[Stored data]
- - -

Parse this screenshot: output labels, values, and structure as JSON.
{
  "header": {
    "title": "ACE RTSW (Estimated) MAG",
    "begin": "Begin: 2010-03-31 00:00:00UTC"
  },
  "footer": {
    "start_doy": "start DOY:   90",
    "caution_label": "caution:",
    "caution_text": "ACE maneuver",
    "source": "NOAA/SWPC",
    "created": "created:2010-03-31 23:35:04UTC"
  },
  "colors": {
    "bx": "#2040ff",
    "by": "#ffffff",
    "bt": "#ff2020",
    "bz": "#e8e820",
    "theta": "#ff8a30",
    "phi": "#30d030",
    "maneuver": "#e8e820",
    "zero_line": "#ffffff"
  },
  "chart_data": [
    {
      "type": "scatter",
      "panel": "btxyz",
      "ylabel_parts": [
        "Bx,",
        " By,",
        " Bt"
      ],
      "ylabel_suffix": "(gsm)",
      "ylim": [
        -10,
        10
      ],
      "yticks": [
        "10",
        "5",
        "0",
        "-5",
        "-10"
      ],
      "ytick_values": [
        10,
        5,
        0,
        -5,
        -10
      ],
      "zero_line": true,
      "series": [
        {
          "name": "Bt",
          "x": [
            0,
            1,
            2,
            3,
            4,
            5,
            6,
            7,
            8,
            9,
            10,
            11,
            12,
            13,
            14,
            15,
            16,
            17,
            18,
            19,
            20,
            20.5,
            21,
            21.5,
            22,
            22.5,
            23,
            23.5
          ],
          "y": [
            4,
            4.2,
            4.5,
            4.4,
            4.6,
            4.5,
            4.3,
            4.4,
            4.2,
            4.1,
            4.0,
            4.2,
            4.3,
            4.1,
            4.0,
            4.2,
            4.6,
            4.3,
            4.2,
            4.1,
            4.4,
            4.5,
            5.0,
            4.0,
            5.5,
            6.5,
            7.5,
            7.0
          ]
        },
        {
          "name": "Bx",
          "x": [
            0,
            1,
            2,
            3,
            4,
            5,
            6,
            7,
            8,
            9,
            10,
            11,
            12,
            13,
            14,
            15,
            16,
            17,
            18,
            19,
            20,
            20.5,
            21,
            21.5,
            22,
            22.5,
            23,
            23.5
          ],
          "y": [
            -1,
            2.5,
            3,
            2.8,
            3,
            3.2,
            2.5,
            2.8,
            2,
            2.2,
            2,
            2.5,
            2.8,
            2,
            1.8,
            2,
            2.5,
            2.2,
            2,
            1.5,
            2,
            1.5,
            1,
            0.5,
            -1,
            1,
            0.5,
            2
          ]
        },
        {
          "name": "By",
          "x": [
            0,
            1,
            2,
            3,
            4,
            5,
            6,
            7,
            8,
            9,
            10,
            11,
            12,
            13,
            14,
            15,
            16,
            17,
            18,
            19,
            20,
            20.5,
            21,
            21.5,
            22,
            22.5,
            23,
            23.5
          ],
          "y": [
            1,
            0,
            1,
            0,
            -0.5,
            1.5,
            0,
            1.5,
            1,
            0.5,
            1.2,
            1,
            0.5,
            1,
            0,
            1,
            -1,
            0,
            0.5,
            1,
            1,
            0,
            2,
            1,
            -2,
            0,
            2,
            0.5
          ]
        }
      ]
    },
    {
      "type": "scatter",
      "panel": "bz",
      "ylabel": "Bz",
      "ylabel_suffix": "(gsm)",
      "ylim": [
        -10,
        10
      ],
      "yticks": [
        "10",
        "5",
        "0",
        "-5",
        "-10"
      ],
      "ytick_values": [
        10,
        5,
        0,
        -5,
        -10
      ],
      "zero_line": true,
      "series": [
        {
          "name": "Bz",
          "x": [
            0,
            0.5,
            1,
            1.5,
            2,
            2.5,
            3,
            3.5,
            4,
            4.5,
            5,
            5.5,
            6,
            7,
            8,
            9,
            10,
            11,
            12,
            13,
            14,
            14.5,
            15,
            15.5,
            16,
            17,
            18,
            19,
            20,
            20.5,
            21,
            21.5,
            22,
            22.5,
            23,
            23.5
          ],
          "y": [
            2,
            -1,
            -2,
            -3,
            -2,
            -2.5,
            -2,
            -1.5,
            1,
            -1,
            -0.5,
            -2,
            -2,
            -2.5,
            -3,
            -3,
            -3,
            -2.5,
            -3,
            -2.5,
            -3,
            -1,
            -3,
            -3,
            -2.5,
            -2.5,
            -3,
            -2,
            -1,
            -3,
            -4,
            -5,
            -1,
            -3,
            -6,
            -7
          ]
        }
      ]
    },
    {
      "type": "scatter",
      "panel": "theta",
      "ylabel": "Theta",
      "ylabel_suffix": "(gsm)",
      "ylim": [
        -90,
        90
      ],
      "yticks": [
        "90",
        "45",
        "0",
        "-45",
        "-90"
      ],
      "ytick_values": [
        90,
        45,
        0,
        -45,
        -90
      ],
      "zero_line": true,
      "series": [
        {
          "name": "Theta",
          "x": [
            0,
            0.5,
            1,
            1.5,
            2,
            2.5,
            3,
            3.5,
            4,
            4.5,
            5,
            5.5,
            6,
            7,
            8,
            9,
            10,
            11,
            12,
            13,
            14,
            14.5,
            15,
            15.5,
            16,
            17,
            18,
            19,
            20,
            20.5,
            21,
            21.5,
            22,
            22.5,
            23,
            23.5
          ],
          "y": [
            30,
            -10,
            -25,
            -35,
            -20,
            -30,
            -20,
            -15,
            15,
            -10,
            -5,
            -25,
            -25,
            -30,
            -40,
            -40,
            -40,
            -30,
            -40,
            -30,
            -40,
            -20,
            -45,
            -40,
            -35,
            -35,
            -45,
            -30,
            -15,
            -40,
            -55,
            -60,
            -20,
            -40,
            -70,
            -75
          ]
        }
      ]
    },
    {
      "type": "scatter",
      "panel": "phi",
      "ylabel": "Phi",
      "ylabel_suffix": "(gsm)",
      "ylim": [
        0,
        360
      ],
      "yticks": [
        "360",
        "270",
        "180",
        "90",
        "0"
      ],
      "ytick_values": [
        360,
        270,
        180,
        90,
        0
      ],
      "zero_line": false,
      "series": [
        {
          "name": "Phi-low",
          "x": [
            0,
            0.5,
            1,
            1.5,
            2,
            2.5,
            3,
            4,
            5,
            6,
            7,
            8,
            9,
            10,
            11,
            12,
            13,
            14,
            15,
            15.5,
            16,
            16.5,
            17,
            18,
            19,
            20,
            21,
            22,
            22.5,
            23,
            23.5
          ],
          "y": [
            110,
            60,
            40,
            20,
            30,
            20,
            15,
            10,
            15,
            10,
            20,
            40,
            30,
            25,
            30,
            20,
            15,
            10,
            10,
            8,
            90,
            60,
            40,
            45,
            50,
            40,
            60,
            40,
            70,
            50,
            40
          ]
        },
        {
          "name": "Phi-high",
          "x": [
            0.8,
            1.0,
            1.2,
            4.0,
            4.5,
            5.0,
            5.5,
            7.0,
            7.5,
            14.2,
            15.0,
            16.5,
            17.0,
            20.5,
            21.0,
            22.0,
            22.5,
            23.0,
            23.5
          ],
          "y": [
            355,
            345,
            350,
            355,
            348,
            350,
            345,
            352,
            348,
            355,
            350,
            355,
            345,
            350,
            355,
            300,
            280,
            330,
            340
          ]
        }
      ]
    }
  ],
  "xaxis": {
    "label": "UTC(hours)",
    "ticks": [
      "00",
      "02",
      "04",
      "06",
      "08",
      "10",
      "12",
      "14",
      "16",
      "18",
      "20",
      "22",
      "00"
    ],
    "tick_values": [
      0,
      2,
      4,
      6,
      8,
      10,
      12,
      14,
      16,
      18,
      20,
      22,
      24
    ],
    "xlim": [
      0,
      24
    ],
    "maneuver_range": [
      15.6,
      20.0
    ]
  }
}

- - -

What you have to do →
How many lines in these records hold the string "name"? Reply with the number alone.

Result of the task →
7